▶ Work task
Every entry below should come back unchanged, except that the pictures are dropped.

▶ Data provided
═══

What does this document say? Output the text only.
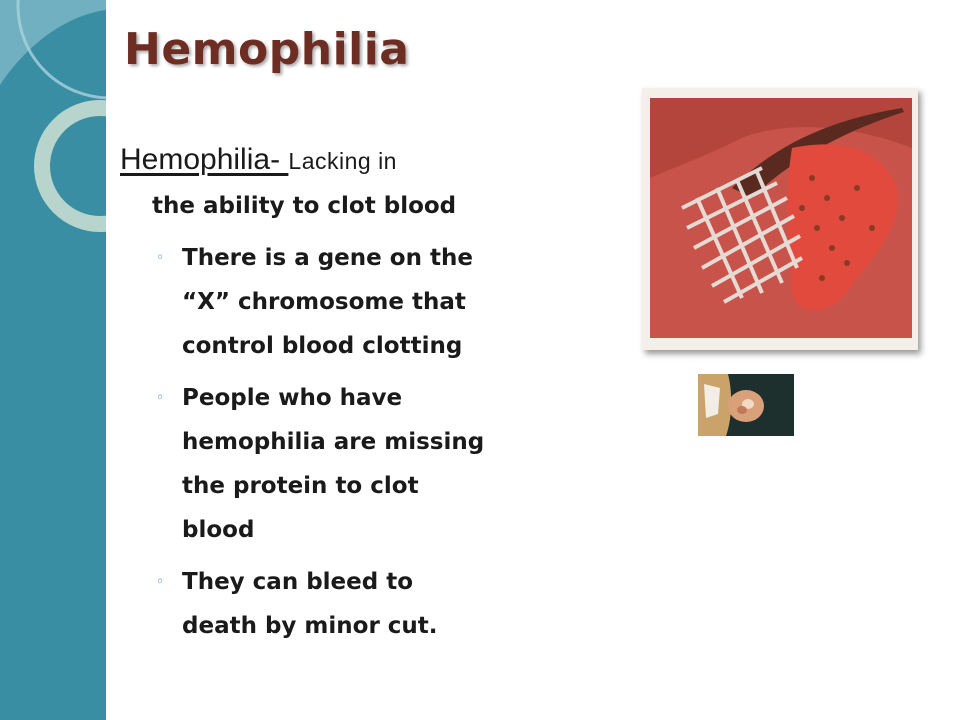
Hemophilia

Hemophilia- Lacking in
the ability to clot blood

◦ There is a gene on the
“X” chromosome that
control blood clotting
◦ People who have
hemophilia are missing
the protein to clot
blood
◦ They can bleed to
death by minor cut.
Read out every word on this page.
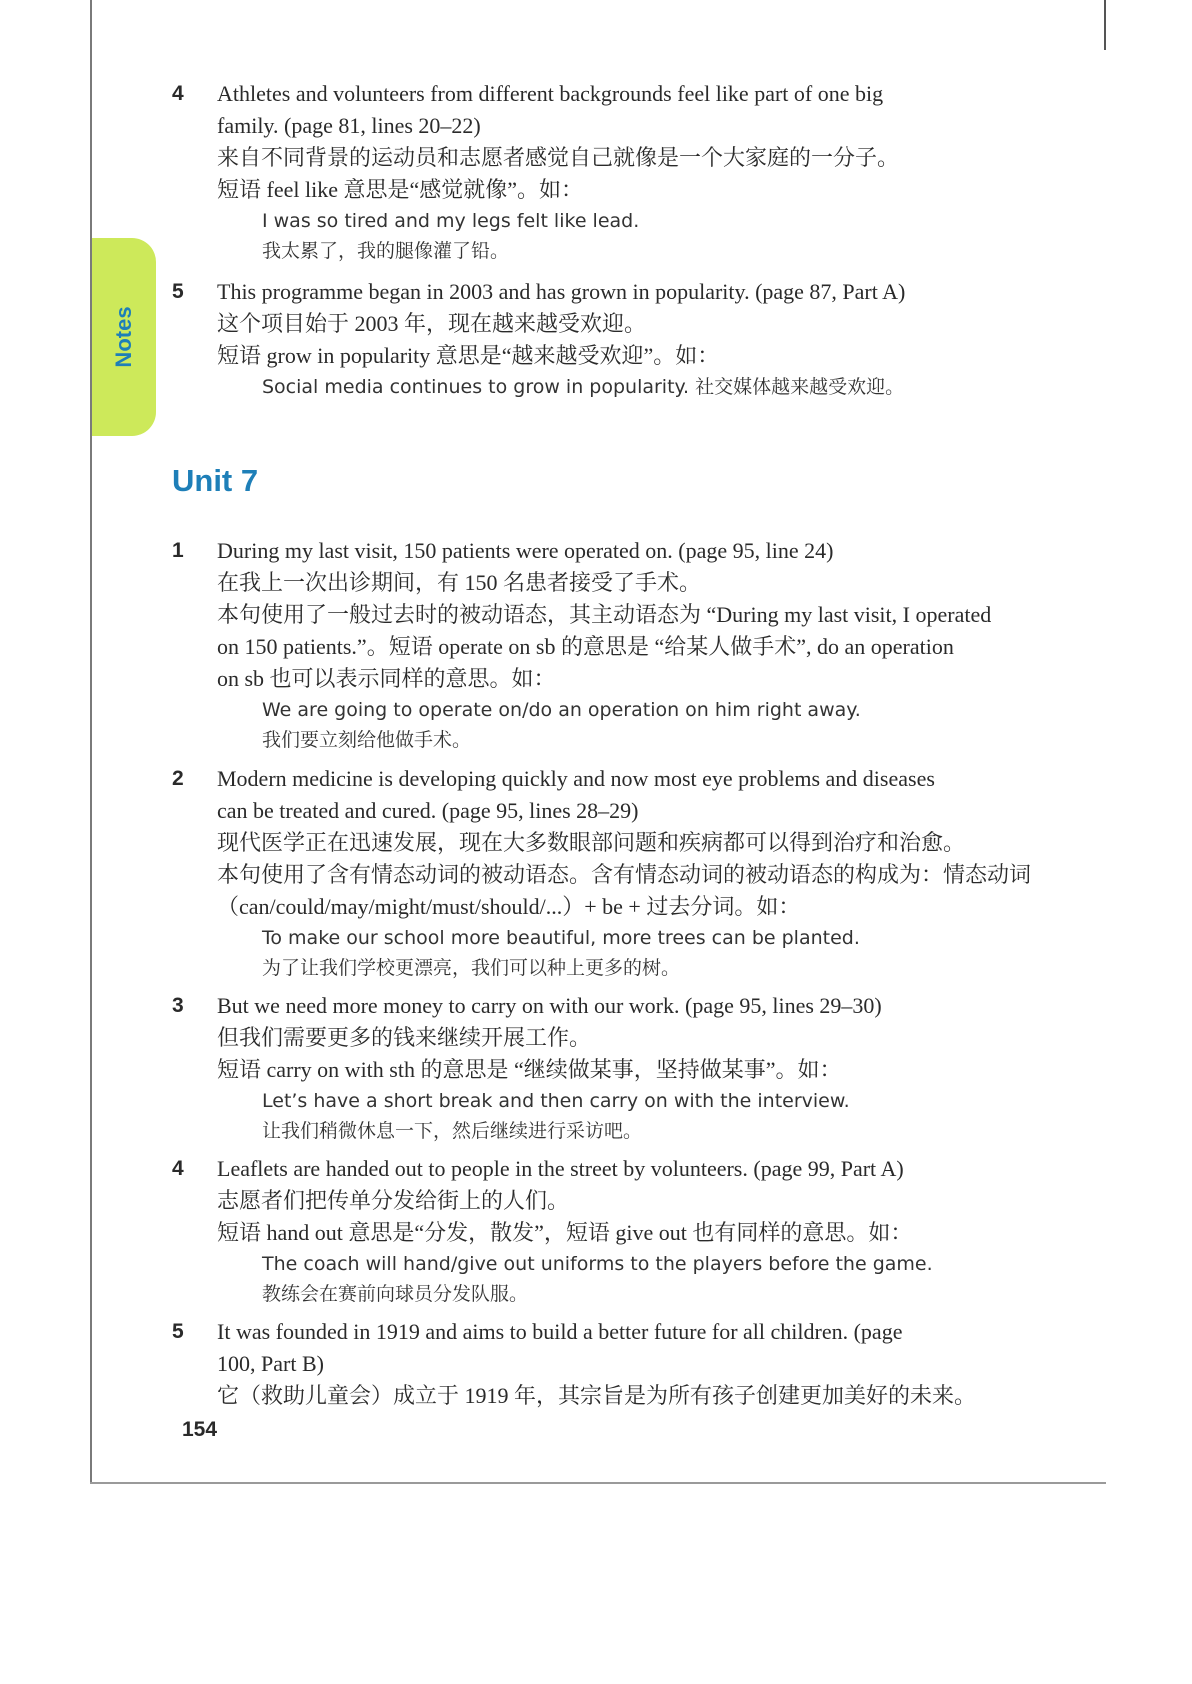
Notes
4	Athletes and volunteers from different backgrounds feel like part of one big
family. (page 81, lines 20–22)
来自不同背景的运动员和志愿者感觉自己就像是一个大家庭的一分子。
短语 feel like 意思是“感觉就像”。如：
I was so tired and my legs felt like lead.
我太累了，我的腿像灌了铅。
5	This programme began in 2003 and has grown in popularity. (page 87, Part A)
这个项目始于 2003 年，现在越来越受欢迎。
短语 grow in popularity 意思是“越来越受欢迎”。如：
Social media continues to grow in popularity. 社交媒体越来越受欢迎。
Unit 7
1	During my last visit, 150 patients were operated on. (page 95, line 24)
在我上一次出诊期间，有 150 名患者接受了手术。
本句使用了一般过去时的被动语态，其主动语态为 “During my last visit, I operated
on 150 patients.”。短语 operate on sb 的意思是 “给某人做手术”, do an operation
on sb 也可以表示同样的意思。如：
We are going to operate on/do an operation on him right away.
我们要立刻给他做手术。
2	Modern medicine is developing quickly and now most eye problems and diseases
can be treated and cured. (page 95, lines 28–29)
现代医学正在迅速发展，现在大多数眼部问题和疾病都可以得到治疗和治愈。
本句使用了含有情态动词的被动语态。含有情态动词的被动语态的构成为：情态动词
（can/could/may/might/must/should/...）+ be + 过去分词。如：
To make our school more beautiful, more trees can be planted.
为了让我们学校更漂亮，我们可以种上更多的树。
3	But we need more money to carry on with our work. (page 95, lines 29–30)
但我们需要更多的钱来继续开展工作。
短语 carry on with sth 的意思是 “继续做某事，坚持做某事”。如：
Let’s have a short break and then carry on with the interview.
让我们稍微休息一下，然后继续进行采访吧。
4	Leaflets are handed out to people in the street by volunteers. (page 99, Part A)
志愿者们把传单分发给街上的人们。
短语 hand out 意思是“分发，散发”，短语 give out 也有同样的意思。如：
The coach will hand/give out uniforms to the players before the game.
教练会在赛前向球员分发队服。
5	It was founded in 1919 and aims to build a better future for all children. (page
100, Part B)
它（救助儿童会）成立于 1919 年，其宗旨是为所有孩子创建更加美好的未来。
154
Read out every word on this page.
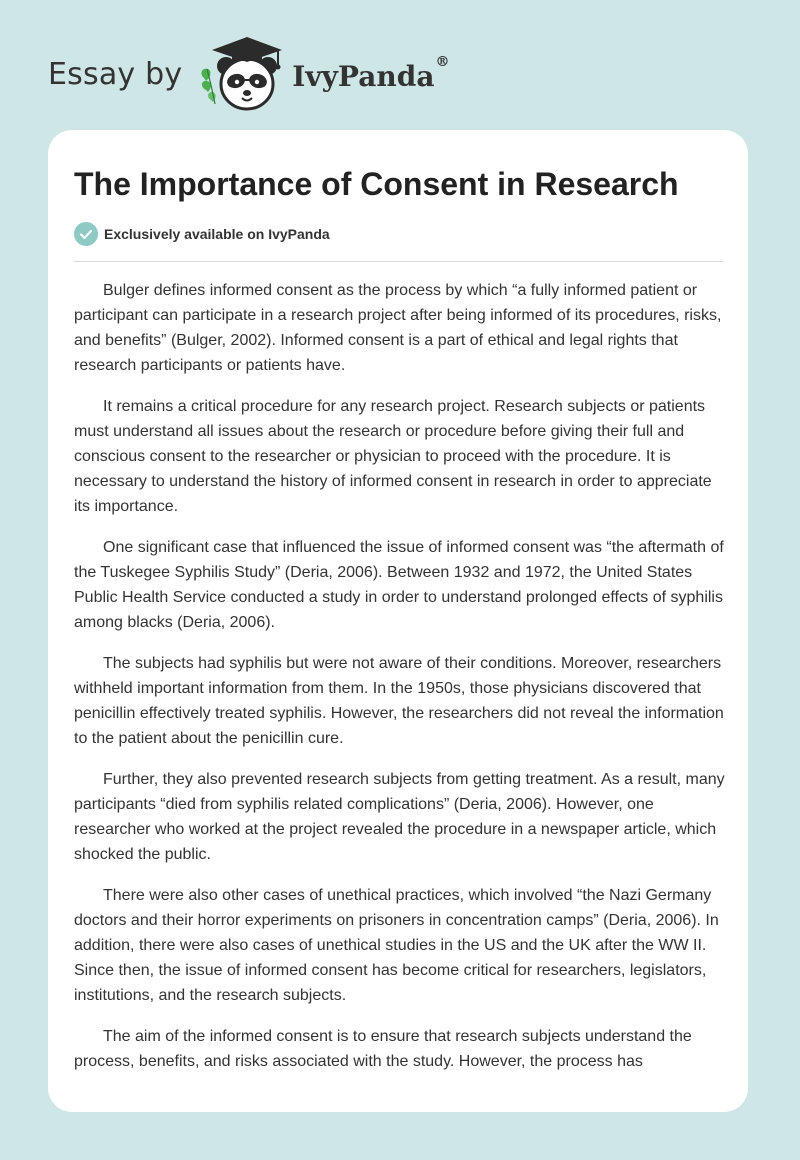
Essay by	IvyPanda®
The Importance of Consent in Research
Exclusively available on IvyPanda

Bulger defines informed consent as the process by which “a fully informed patient or participant can participate in a research project after being informed of its procedures, risks, and benefits” (Bulger, 2002). Informed consent is a part of ethical and legal rights that research participants or patients have.

It remains a critical procedure for any research project. Research subjects or patients must understand all issues about the research or procedure before giving their full and conscious consent to the researcher or physician to proceed with the procedure. It is necessary to understand the history of informed consent in research in order to appreciate its importance.

One significant case that influenced the issue of informed consent was “the aftermath of the Tuskegee Syphilis Study” (Deria, 2006). Between 1932 and 1972, the United States Public Health Service conducted a study in order to understand prolonged effects of syphilis among blacks (Deria, 2006).

The subjects had syphilis but were not aware of their conditions. Moreover, researchers withheld important information from them. In the 1950s, those physicians discovered that penicillin effectively treated syphilis. However, the researchers did not reveal the information to the patient about the penicillin cure.

Further, they also prevented research subjects from getting treatment. As a result, many participants “died from syphilis related complications” (Deria, 2006). However, one researcher who worked at the project revealed the procedure in a newspaper article, which shocked the public.

There were also other cases of unethical practices, which involved “the Nazi Germany doctors and their horror experiments on prisoners in concentration camps” (Deria, 2006). In addition, there were also cases of unethical studies in the US and the UK after the WW II. Since then, the issue of informed consent has become critical for researchers, legislators, institutions, and the research subjects.

The aim of the informed consent is to ensure that research subjects understand the process, benefits, and risks associated with the study. However, the process has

═══

▶ Solution to the exercise
What does this document say? Output the text only.
Hemophilia

Hemophilia- Lacking in
the ability to clot blood

◦ There is a gene on the
“X” chromosome that
control blood clotting
◦ People who have
hemophilia are missing
the protein to clot
blood
◦ They can bleed to
death by minor cut.
Read out every word on this page.
Notes
4	Athletes and volunteers from different backgrounds feel like part of one big
family. (page 81, lines 20–22)
来自不同背景的运动员和志愿者感觉自己就像是一个大家庭的一分子。
短语 feel like 意思是“感觉就像”。如：
I was so tired and my legs felt like lead.
我太累了，我的腿像灌了铅。
5	This programme began in 2003 and has grown in popularity. (page 87, Part A)
这个项目始于 2003 年，现在越来越受欢迎。
短语 grow in popularity 意思是“越来越受欢迎”。如：
Social media continues to grow in popularity. 社交媒体越来越受欢迎。
Unit 7
1	During my last visit, 150 patients were operated on. (page 95, line 24)
在我上一次出诊期间，有 150 名患者接受了手术。
本句使用了一般过去时的被动语态，其主动语态为 “During my last visit, I operated
on 150 patients.”。短语 operate on sb 的意思是 “给某人做手术”, do an operation
on sb 也可以表示同样的意思。如：
We are going to operate on/do an operation on him right away.
我们要立刻给他做手术。
2	Modern medicine is developing quickly and now most eye problems and diseases
can be treated and cured. (page 95, lines 28–29)
现代医学正在迅速发展，现在大多数眼部问题和疾病都可以得到治疗和治愈。
本句使用了含有情态动词的被动语态。含有情态动词的被动语态的构成为：情态动词
（can/could/may/might/must/should/...）+ be + 过去分词。如：
To make our school more beautiful, more trees can be planted.
为了让我们学校更漂亮，我们可以种上更多的树。
3	But we need more money to carry on with our work. (page 95, lines 29–30)
但我们需要更多的钱来继续开展工作。
短语 carry on with sth 的意思是 “继续做某事，坚持做某事”。如：
Let’s have a short break and then carry on with the interview.
让我们稍微休息一下，然后继续进行采访吧。
4	Leaflets are handed out to people in the street by volunteers. (page 99, Part A)
志愿者们把传单分发给街上的人们。
短语 hand out 意思是“分发，散发”，短语 give out 也有同样的意思。如：
The coach will hand/give out uniforms to the players before the game.
教练会在赛前向球员分发队服。
5	It was founded in 1919 and aims to build a better future for all children. (page
100, Part B)
它（救助儿童会）成立于 1919 年，其宗旨是为所有孩子创建更加美好的未来。
154
Read out every word on this page.
Essay by	IvyPanda®
The Importance of Consent in Research
Exclusively available on IvyPanda

Bulger defines informed consent as the process by which “a fully informed patient or participant can participate in a research project after being informed of its procedures, risks, and benefits” (Bulger, 2002). Informed consent is a part of ethical and legal rights that research participants or patients have.

It remains a critical procedure for any research project. Research subjects or patients must understand all issues about the research or procedure before giving their full and conscious consent to the researcher or physician to proceed with the procedure. It is necessary to understand the history of informed consent in research in order to appreciate its importance.

One significant case that influenced the issue of informed consent was “the aftermath of the Tuskegee Syphilis Study” (Deria, 2006). Between 1932 and 1972, the United States Public Health Service conducted a study in order to understand prolonged effects of syphilis among blacks (Deria, 2006).

The subjects had syphilis but were not aware of their conditions. Moreover, researchers withheld important information from them. In the 1950s, those physicians discovered that penicillin effectively treated syphilis. However, the researchers did not reveal the information to the patient about the penicillin cure.

Further, they also prevented research subjects from getting treatment. As a result, many participants “died from syphilis related complications” (Deria, 2006). However, one researcher who worked at the project revealed the procedure in a newspaper article, which shocked the public.

There were also other cases of unethical practices, which involved “the Nazi Germany doctors and their horror experiments on prisoners in concentration camps” (Deria, 2006). In addition, there were also cases of unethical studies in the US and the UK after the WW II. Since then, the issue of informed consent has become critical for researchers, legislators, institutions, and the research subjects.

The aim of the informed consent is to ensure that research subjects understand the process, benefits, and risks associated with the study. However, the process has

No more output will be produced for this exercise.